== DATA ENTRIES ==

Start

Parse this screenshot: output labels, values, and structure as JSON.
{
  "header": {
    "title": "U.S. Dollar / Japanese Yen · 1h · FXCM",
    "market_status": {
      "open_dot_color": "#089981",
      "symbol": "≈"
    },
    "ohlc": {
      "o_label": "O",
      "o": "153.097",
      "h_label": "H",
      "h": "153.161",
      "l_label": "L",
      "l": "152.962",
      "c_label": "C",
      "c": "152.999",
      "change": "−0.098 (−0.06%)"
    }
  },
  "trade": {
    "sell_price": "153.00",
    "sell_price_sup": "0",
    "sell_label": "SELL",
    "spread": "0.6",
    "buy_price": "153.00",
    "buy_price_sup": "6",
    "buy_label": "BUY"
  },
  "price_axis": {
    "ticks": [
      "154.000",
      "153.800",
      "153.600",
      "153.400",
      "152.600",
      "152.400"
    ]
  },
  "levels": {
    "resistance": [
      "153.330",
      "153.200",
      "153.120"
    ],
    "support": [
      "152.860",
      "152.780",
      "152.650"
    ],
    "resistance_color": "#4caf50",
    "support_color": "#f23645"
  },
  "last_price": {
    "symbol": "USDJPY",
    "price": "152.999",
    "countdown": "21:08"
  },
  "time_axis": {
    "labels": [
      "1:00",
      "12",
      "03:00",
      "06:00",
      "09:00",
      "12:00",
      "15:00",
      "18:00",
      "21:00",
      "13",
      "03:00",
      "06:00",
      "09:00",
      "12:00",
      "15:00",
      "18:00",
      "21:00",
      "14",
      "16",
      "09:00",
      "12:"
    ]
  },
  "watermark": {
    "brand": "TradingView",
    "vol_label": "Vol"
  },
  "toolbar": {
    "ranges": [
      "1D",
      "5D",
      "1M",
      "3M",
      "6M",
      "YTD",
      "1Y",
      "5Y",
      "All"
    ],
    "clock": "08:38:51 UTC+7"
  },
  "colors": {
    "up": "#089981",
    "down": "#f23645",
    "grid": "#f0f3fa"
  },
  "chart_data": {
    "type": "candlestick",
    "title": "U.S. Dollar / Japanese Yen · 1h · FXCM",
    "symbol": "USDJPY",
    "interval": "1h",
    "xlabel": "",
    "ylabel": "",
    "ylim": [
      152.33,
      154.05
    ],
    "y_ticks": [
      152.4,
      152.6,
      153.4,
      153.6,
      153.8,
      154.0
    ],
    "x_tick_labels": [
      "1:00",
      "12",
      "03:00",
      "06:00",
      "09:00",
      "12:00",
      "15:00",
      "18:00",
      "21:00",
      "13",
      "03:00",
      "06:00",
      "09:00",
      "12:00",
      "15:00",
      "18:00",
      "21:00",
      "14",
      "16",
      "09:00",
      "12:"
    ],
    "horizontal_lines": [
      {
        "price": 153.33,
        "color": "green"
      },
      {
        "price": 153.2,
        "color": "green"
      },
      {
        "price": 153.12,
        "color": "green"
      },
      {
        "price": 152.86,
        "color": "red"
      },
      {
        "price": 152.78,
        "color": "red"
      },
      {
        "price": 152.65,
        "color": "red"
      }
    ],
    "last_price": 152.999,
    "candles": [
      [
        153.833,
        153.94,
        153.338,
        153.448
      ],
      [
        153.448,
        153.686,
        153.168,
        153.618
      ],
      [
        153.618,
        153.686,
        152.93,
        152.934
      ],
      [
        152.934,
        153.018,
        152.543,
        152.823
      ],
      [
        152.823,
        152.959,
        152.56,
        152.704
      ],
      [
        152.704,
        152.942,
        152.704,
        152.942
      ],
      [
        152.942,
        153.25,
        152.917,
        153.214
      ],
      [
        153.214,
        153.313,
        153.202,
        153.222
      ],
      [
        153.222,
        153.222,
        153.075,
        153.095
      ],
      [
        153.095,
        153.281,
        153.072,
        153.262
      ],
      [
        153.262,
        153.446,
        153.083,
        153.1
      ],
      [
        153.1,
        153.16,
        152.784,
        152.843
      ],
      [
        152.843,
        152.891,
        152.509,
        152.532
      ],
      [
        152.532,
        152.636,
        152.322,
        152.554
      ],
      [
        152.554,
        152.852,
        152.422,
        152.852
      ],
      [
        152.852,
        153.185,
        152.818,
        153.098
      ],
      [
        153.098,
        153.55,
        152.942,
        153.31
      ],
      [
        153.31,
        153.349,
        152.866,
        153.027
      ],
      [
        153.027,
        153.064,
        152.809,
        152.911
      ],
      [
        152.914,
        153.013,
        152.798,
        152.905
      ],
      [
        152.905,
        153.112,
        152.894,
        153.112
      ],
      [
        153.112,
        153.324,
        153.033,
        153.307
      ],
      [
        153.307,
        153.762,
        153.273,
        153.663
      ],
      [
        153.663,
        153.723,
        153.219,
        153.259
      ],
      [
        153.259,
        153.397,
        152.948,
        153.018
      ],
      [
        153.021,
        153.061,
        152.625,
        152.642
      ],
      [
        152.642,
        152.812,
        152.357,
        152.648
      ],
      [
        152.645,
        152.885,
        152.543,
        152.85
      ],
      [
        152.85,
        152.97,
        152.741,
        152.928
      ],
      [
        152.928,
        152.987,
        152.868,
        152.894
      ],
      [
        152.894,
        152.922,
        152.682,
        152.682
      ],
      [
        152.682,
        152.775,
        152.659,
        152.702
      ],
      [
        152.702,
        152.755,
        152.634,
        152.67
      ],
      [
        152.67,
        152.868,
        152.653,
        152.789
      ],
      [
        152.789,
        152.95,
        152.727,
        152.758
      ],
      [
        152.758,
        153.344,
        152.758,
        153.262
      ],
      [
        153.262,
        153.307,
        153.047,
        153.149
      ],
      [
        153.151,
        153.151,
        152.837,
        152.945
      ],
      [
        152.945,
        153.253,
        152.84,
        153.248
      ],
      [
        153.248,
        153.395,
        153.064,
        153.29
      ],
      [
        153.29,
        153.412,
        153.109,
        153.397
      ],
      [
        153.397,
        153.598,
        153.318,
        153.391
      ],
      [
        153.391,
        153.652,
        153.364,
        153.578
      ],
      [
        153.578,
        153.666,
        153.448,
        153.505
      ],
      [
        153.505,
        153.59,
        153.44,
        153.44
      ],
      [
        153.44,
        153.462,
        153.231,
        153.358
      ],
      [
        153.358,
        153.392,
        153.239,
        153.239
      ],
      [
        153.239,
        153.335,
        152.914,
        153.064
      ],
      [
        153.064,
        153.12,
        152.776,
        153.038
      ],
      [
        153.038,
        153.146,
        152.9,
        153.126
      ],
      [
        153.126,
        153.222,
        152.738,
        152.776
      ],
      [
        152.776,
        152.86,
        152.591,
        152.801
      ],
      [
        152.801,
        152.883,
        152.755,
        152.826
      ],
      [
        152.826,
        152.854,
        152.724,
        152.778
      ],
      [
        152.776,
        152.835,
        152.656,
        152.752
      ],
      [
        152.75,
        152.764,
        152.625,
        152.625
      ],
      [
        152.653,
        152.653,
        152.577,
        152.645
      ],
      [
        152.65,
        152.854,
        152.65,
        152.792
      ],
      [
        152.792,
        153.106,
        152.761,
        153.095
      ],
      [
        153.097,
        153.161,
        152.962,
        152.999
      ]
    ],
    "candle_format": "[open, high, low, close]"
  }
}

End

== GIVEN PROBLEM ==
Extract each line from the listing above, please, and repeat it exactly.

== ANSWER TO THE TASK ==
Parse this screenshot: output labels, values, and structure as JSON.
{
  "header": {
    "title": "U.S. Dollar / Japanese Yen · 1h · FXCM",
    "market_status": {
      "open_dot_color": "#089981",
      "symbol": "≈"
    },
    "ohlc": {
      "o_label": "O",
      "o": "153.097",
      "h_label": "H",
      "h": "153.161",
      "l_label": "L",
      "l": "152.962",
      "c_label": "C",
      "c": "152.999",
      "change": "−0.098 (−0.06%)"
    }
  },
  "trade": {
    "sell_price": "153.00",
    "sell_price_sup": "0",
    "sell_label": "SELL",
    "spread": "0.6",
    "buy_price": "153.00",
    "buy_price_sup": "6",
    "buy_label": "BUY"
  },
  "price_axis": {
    "ticks": [
      "154.000",
      "153.800",
      "153.600",
      "153.400",
      "152.600",
      "152.400"
    ]
  },
  "levels": {
    "resistance": [
      "153.330",
      "153.200",
      "153.120"
    ],
    "support": [
      "152.860",
      "152.780",
      "152.650"
    ],
    "resistance_color": "#4caf50",
    "support_color": "#f23645"
  },
  "last_price": {
    "symbol": "USDJPY",
    "price": "152.999",
    "countdown": "21:08"
  },
  "time_axis": {
    "labels": [
      "1:00",
      "12",
      "03:00",
      "06:00",
      "09:00",
      "12:00",
      "15:00",
      "18:00",
      "21:00",
      "13",
      "03:00",
      "06:00",
      "09:00",
      "12:00",
      "15:00",
      "18:00",
      "21:00",
      "14",
      "16",
      "09:00",
      "12:"
    ]
  },
  "watermark": {
    "brand": "TradingView",
    "vol_label": "Vol"
  },
  "toolbar": {
    "ranges": [
      "1D",
      "5D",
      "1M",
      "3M",
      "6M",
      "YTD",
      "1Y",
      "5Y",
      "All"
    ],
    "clock": "08:38:51 UTC+7"
  },
  "colors": {
    "up": "#089981",
    "down": "#f23645",
    "grid": "#f0f3fa"
  },
  "chart_data": {
    "type": "candlestick",
    "title": "U.S. Dollar / Japanese Yen · 1h · FXCM",
    "symbol": "USDJPY",
    "interval": "1h",
    "xlabel": "",
    "ylabel": "",
    "ylim": [
      152.33,
      154.05
    ],
    "y_ticks": [
      152.4,
      152.6,
      153.4,
      153.6,
      153.8,
      154.0
    ],
    "x_tick_labels": [
      "1:00",
      "12",
      "03:00",
      "06:00",
      "09:00",
      "12:00",
      "15:00",
      "18:00",
      "21:00",
      "13",
      "03:00",
      "06:00",
      "09:00",
      "12:00",
      "15:00",
      "18:00",
      "21:00",
      "14",
      "16",
      "09:00",
      "12:"
    ],
    "horizontal_lines": [
      {
        "price": 153.33,
        "color": "green"
      },
      {
        "price": 153.2,
        "color": "green"
      },
      {
        "price": 153.12,
        "color": "green"
      },
      {
        "price": 152.86,
        "color": "red"
      },
      {
        "price": 152.78,
        "color": "red"
      },
      {
        "price": 152.65,
        "color": "red"
      }
    ],
    "last_price": 152.999,
    "candles": [
      [
        153.833,
        153.94,
        153.338,
        153.448
      ],
      [
        153.448,
        153.686,
        153.168,
        153.618
      ],
      [
        153.618,
        153.686,
        152.93,
        152.934
      ],
      [
        152.934,
        153.018,
        152.543,
        152.823
      ],
      [
        152.823,
        152.959,
        152.56,
        152.704
      ],
      [
        152.704,
        152.942,
        152.704,
        152.942
      ],
      [
        152.942,
        153.25,
        152.917,
        153.214
      ],
      [
        153.214,
        153.313,
        153.202,
        153.222
      ],
      [
        153.222,
        153.222,
        153.075,
        153.095
      ],
      [
        153.095,
        153.281,
        153.072,
        153.262
      ],
      [
        153.262,
        153.446,
        153.083,
        153.1
      ],
      [
        153.1,
        153.16,
        152.784,
        152.843
      ],
      [
        152.843,
        152.891,
        152.509,
        152.532
      ],
      [
        152.532,
        152.636,
        152.322,
        152.554
      ],
      [
        152.554,
        152.852,
        152.422,
        152.852
      ],
      [
        152.852,
        153.185,
        152.818,
        153.098
      ],
      [
        153.098,
        153.55,
        152.942,
        153.31
      ],
      [
        153.31,
        153.349,
        152.866,
        153.027
      ],
      [
        153.027,
        153.064,
        152.809,
        152.911
      ],
      [
        152.914,
        153.013,
        152.798,
        152.905
      ],
      [
        152.905,
        153.112,
        152.894,
        153.112
      ],
      [
        153.112,
        153.324,
        153.033,
        153.307
      ],
      [
        153.307,
        153.762,
        153.273,
        153.663
      ],
      [
        153.663,
        153.723,
        153.219,
        153.259
      ],
      [
        153.259,
        153.397,
        152.948,
        153.018
      ],
      [
        153.021,
        153.061,
        152.625,
        152.642
      ],
      [
        152.642,
        152.812,
        152.357,
        152.648
      ],
      [
        152.645,
        152.885,
        152.543,
        152.85
      ],
      [
        152.85,
        152.97,
        152.741,
        152.928
      ],
      [
        152.928,
        152.987,
        152.868,
        152.894
      ],
      [
        152.894,
        152.922,
        152.682,
        152.682
      ],
      [
        152.682,
        152.775,
        152.659,
        152.702
      ],
      [
        152.702,
        152.755,
        152.634,
        152.67
      ],
      [
        152.67,
        152.868,
        152.653,
        152.789
      ],
      [
        152.789,
        152.95,
        152.727,
        152.758
      ],
      [
        152.758,
        153.344,
        152.758,
        153.262
      ],
      [
        153.262,
        153.307,
        153.047,
        153.149
      ],
      [
        153.151,
        153.151,
        152.837,
        152.945
      ],
      [
        152.945,
        153.253,
        152.84,
        153.248
      ],
      [
        153.248,
        153.395,
        153.064,
        153.29
      ],
      [
        153.29,
        153.412,
        153.109,
        153.397
      ],
      [
        153.397,
        153.598,
        153.318,
        153.391
      ],
      [
        153.391,
        153.652,
        153.364,
        153.578
      ],
      [
        153.578,
        153.666,
        153.448,
        153.505
      ],
      [
        153.505,
        153.59,
        153.44,
        153.44
      ],
      [
        153.44,
        153.462,
        153.231,
        153.358
      ],
      [
        153.358,
        153.392,
        153.239,
        153.239
      ],
      [
        153.239,
        153.335,
        152.914,
        153.064
      ],
      [
        153.064,
        153.12,
        152.776,
        153.038
      ],
      [
        153.038,
        153.146,
        152.9,
        153.126
      ],
      [
        153.126,
        153.222,
        152.738,
        152.776
      ],
      [
        152.776,
        152.86,
        152.591,
        152.801
      ],
      [
        152.801,
        152.883,
        152.755,
        152.826
      ],
      [
        152.826,
        152.854,
        152.724,
        152.778
      ],
      [
        152.776,
        152.835,
        152.656,
        152.752
      ],
      [
        152.75,
        152.764,
        152.625,
        152.625
      ],
      [
        152.653,
        152.653,
        152.577,
        152.645
      ],
      [
        152.65,
        152.854,
        152.65,
        152.792
      ],
      [
        152.792,
        153.106,
        152.761,
        153.095
      ],
      [
        153.097,
        153.161,
        152.962,
        152.999
      ]
    ],
    "candle_format": "[open, high, low, close]"
  }
}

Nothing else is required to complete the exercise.